EXCERPTED RECORDS:

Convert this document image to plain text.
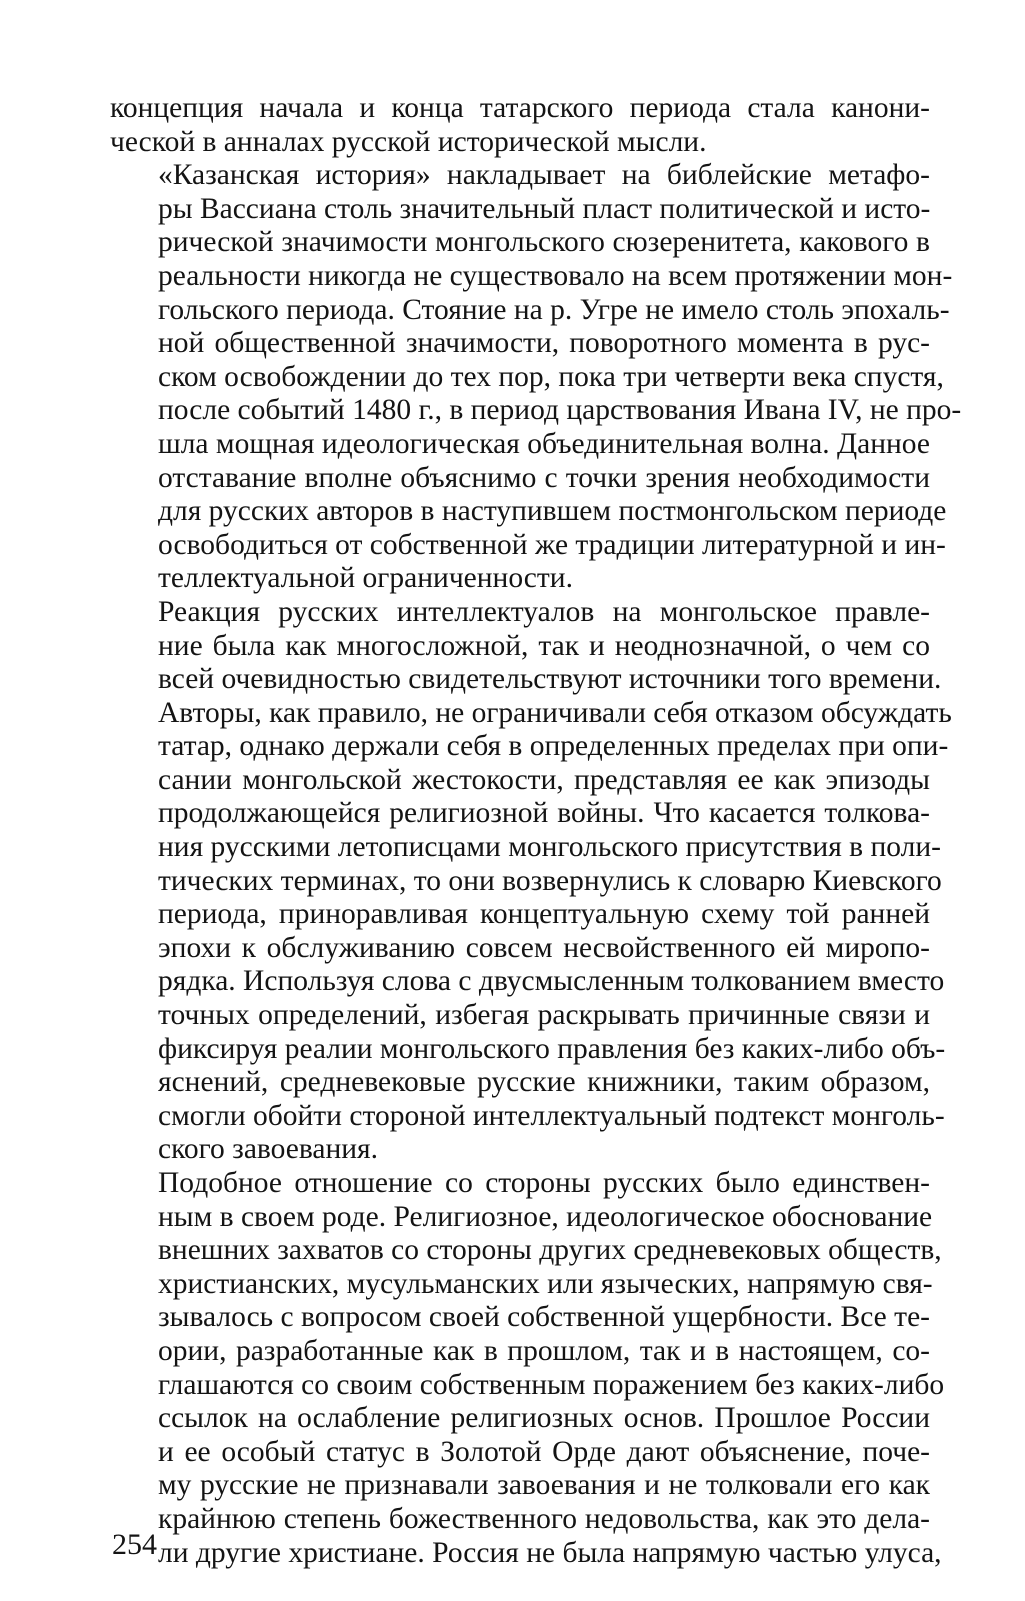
концепция начала и конца татарского периода стала канони-
ческой в анналах русской исторической мысли.

«Казанская история» накладывает на библейские метафо-
ры Вассиана столь значительный пласт политической и исто-
рической значимости монгольского сюзеренитета, какового в
реальности никогда не существовало на всем протяжении мон-
гольского периода. Стояние на р. Угре не имело столь эпохаль-
ной общественной значимости, поворотного момента в рус-
ском освобождении до тех пор, пока три четверти века спустя,
после событий 1480 г., в период царствования Ивана IV, не про-
шла мощная идеологическая объединительная волна. Данное
отставание вполне объяснимо с точки зрения необходимости
для русских авторов в наступившем постмонгольском периоде
освободиться от собственной же традиции литературной и ин-
теллектуальной ограниченности.

Реакция русских интеллектуалов на монгольское правле-
ние была как многосложной, так и неоднозначной, о чем со
всей очевидностью свидетельствуют источники того времени.
Авторы, как правило, не ограничивали себя отказом обсуждать
татар, однако держали себя в определенных пределах при опи-
сании монгольской жестокости, представляя ее как эпизоды
продолжающейся религиозной войны. Что касается толкова-
ния русскими летописцами монгольского присутствия в поли-
тических терминах, то они возвернулись к словарю Киевского
периода, приноравливая концептуальную схему той ранней
эпохи к обслуживанию совсем несвойственного ей миропо-
рядка. Используя слова с двусмысленным толкованием вместо
точных определений, избегая раскрывать причинные связи и
фиксируя реалии монгольского правления без каких-либо объ-
яснений, средневековые русские книжники, таким образом,
смогли обойти стороной интеллектуальный подтекст монголь-
ского завоевания.

Подобное отношение со стороны русских было единствен-
ным в своем роде. Религиозное, идеологическое обоснование
внешних захватов со стороны других средневековых обществ,
христианских, мусульманских или языческих, напрямую свя-
зывалось с вопросом своей собственной ущербности. Все те-
ории, разработанные как в прошлом, так и в настоящем, со-
глашаются со своим собственным поражением без каких-либо
ссылок на ослабление религиозных основ. Прошлое России
и ее особый статус в Золотой Орде дают объяснение, поче-
му русские не признавали завоевания и не толковали его как
крайнюю степень божественного недовольства, как это дела-
ли другие христиане. Россия не была напрямую частью улуса,

254
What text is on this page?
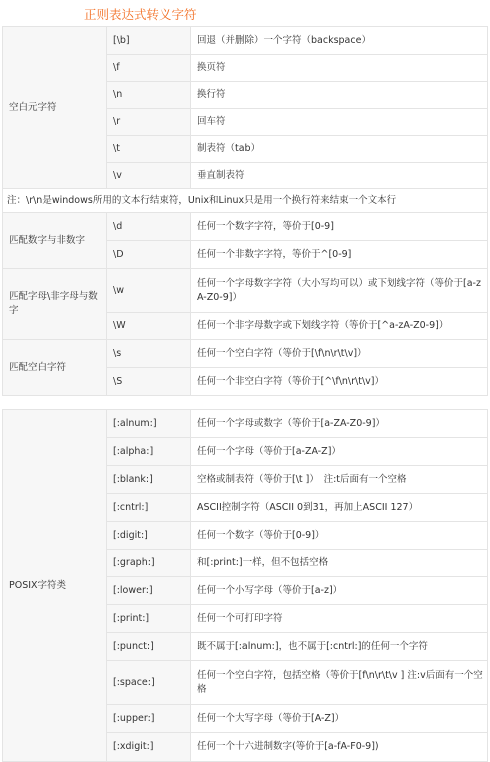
正则表达式转义字符
空白元字符	[\b]	回退（并删除）一个字符（backspace）
	\f	换页符
	\n	换行符
	\r	回车符
	\t	制表符（tab）
	\v	垂直制表符
注：\r\n是windows所用的文本行结束符，Unix和Linux只是用一个换行符来结束一个文本行		
匹配数字与非数字	\d	任何一个数字字符，等价于[0-9]
	\D	任何一个非数字字符，等价于^[0-9]
匹配字母\非字母与数字	\w	任何一个字母数字字符（大小写均可以）或下划线字符（等价于[a-zA-Z0-9]）
	\W	任何一个非字母数字或下划线字符（等价于[^a-zA-Z0-9]）
匹配空白字符	\s	任何一个空白字符（等价于[\f\n\r\t\v]）
	\S	任何一个非空白字符（等价于[^\f\n\r\t\v]）

POSIX字符类	[:alnum:]	任何一个字母或数字（等价于[a-ZA-Z0-9]）
	[:alpha:]	任何一个字母（等价于[a-ZA-Z]）
	[:blank:]	空格或制表符（等价于[\t ]）　注:t后面有一个空格
	[:cntrl:]	ASCII控制字符（ASCII 0到31，再加上ASCII 127）
	[:digit:]	任何一个数字（等价于[0-9]）
	[:graph:]	和[:print:]一样，但不包括空格
	[:lower:]	任何一个小写字母（等价于[a-z]）
	[:print:]	任何一个可打印字符
	[:punct:]	既不属于[:alnum:]，也不属于[:cntrl:]的任何一个字符
	[:space:]	任何一个空白字符，包括空格（等价于[f\n\r\t\v ] 注:v后面有一个空格
	[:upper:]	任何一个大写字母（等价于[A-Z]）
	[:xdigit:]	任何一个十六进制数字(等价于[a-fA-F0-9])
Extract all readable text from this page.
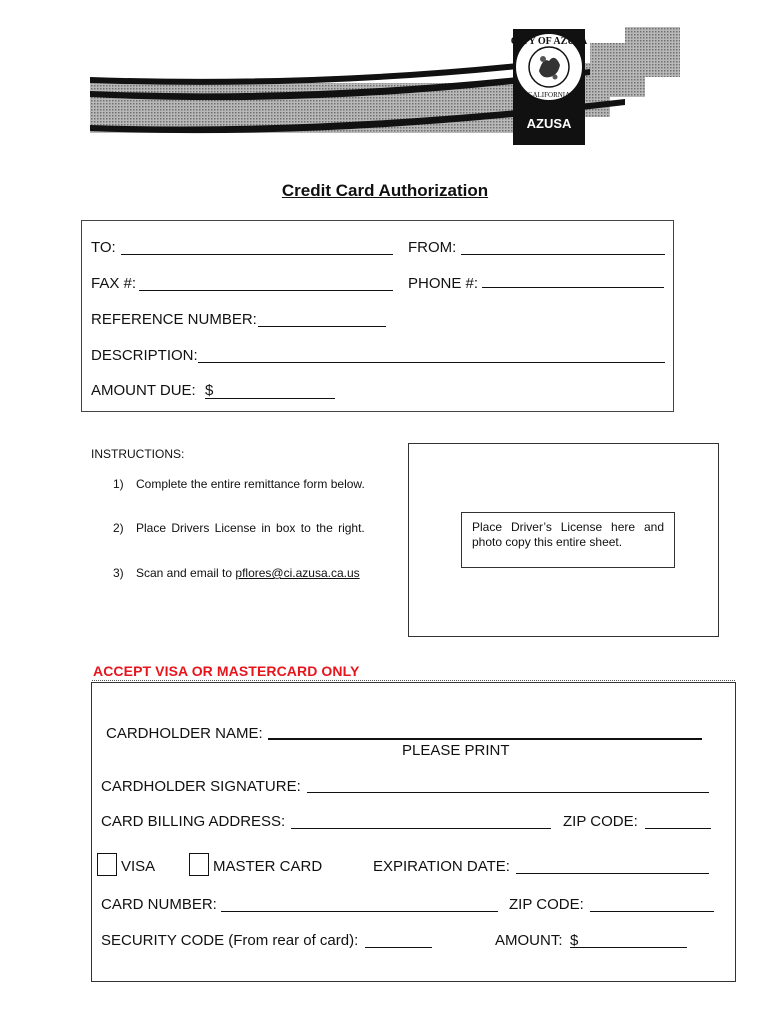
CITY OF AZUSA
CALIFORNIA
AZUSA
Credit Card Authorization
TO:	FROM:
FAX #:	PHONE #:
REFERENCE NUMBER:
DESCRIPTION:
AMOUNT DUE: $
INSTRUCTIONS:
1) Complete the entire remittance form below.
2) Place Drivers License in box to the right.
3) Scan and email to pflores@ci.azusa.ca.us
Place Driver’s License here and photo copy this entire sheet.
ACCEPT VISA OR MASTERCARD ONLY
CARDHOLDER NAME:
PLEASE PRINT
CARDHOLDER SIGNATURE:
CARD BILLING ADDRESS:	ZIP CODE:
VISA	MASTER CARD	EXPIRATION DATE:
CARD NUMBER:	ZIP CODE:
SECURITY CODE (From rear of card):	AMOUNT: $
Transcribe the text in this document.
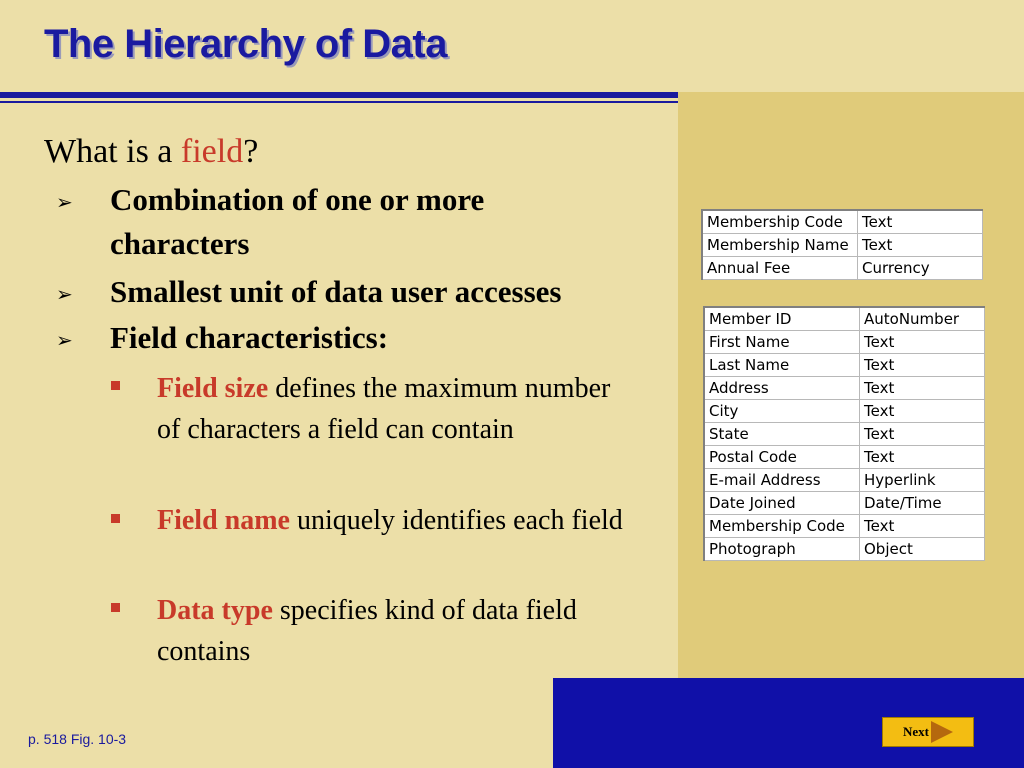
The Hierarchy of Data
What is a field?
➢ Combination of one or more
characters
➢ Smallest unit of data user accesses
➢ Field characteristics:
Field size defines the maximum number of characters a field can contain
Field name uniquely identifies each field
Data type specifies kind of data field contains
Membership Code	Text
Membership Name	Text
Annual Fee	Currency
Member ID	AutoNumber
First Name	Text
Last Name	Text
Address	Text
City	Text
State	Text
Postal Code	Text
E-mail Address	Hyperlink
Date Joined	Date/Time
Membership Code	Text
Photograph	Object
p. 518 Fig. 10-3	Next
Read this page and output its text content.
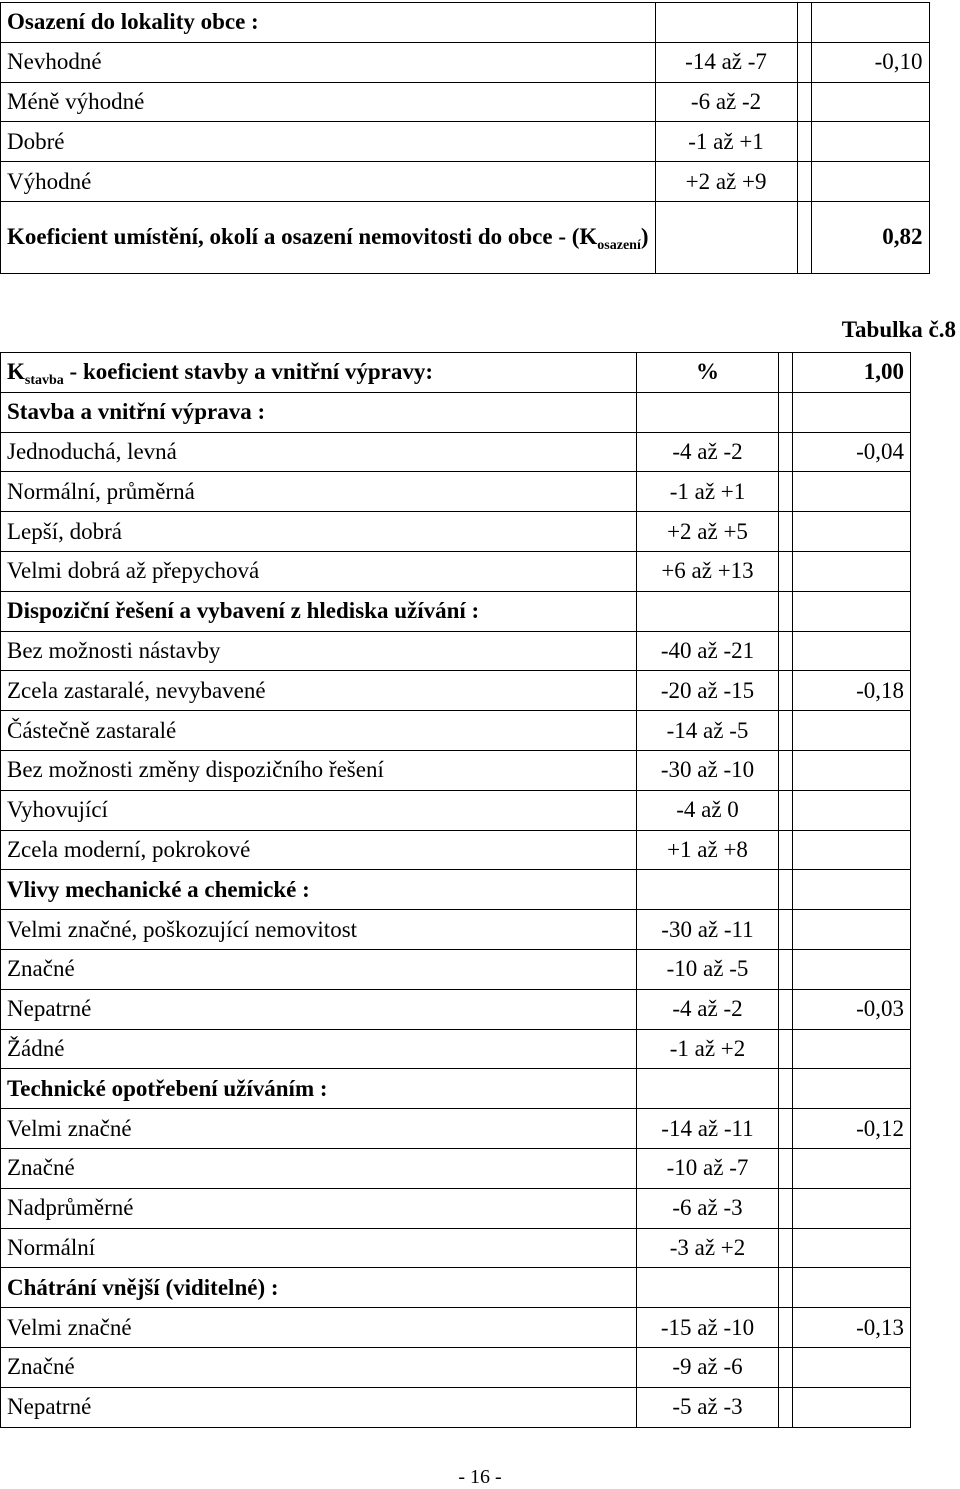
Osazení do lokality obce :			
Nevhodné	-14 až -7		-0,10
Méně výhodné	-6 až -2		
Dobré	-1 až +1		
Výhodné	+2 až +9		
Koeficient umístění, okolí a osazení nemovitosti do obce - $(K_{osazení})$			0,82
Tabulka č.8
$K_{stavba}$ - koeficient stavby a vnitřní výpravy:	%		1,00
Stavba a vnitřní výprava :			
Jednoduchá, levná	-4 až -2		-0,04
Normální, průměrná	-1 až +1		
Lepší, dobrá	+2 až +5		
Velmi dobrá až přepychová	+6 až +13		
Dispoziční řešení a vybavení z hlediska užívání :			
Bez možnosti nástavby	-40 až -21		
Zcela zastaralé, nevybavené	-20 až -15		-0,18
Částečně zastaralé	-14 až -5		
Bez možnosti změny dispozičního řešení	-30 až -10		
Vyhovující	-4 až 0		
Zcela moderní, pokrokové	+1 až +8		
Vlivy mechanické a chemické :			
Velmi značné, poškozující nemovitost	-30 až -11		
Značné	-10 až -5		
Nepatrné	-4 až -2		-0,03
Žádné	-1 až +2		
Technické opotřebení užíváním :			
Velmi značné	-14 až -11		-0,12
Značné	-10 až -7		
Nadprůměrné	-6 až -3		
Normální	-3 až +2		
Chátrání vnější (viditelné) :			
Velmi značné	-15 až -10		-0,13
Značné	-9 až -6		
Nepatrné	-5 až -3		
- 16 -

THE REQUEST: Check each line of the entries for the string "значимости". Copy the lines that have it.

RESPONSE:
рической значимости монгольского сюзеренитета, какового в
ной общественной значимости, поворотного момента в рус-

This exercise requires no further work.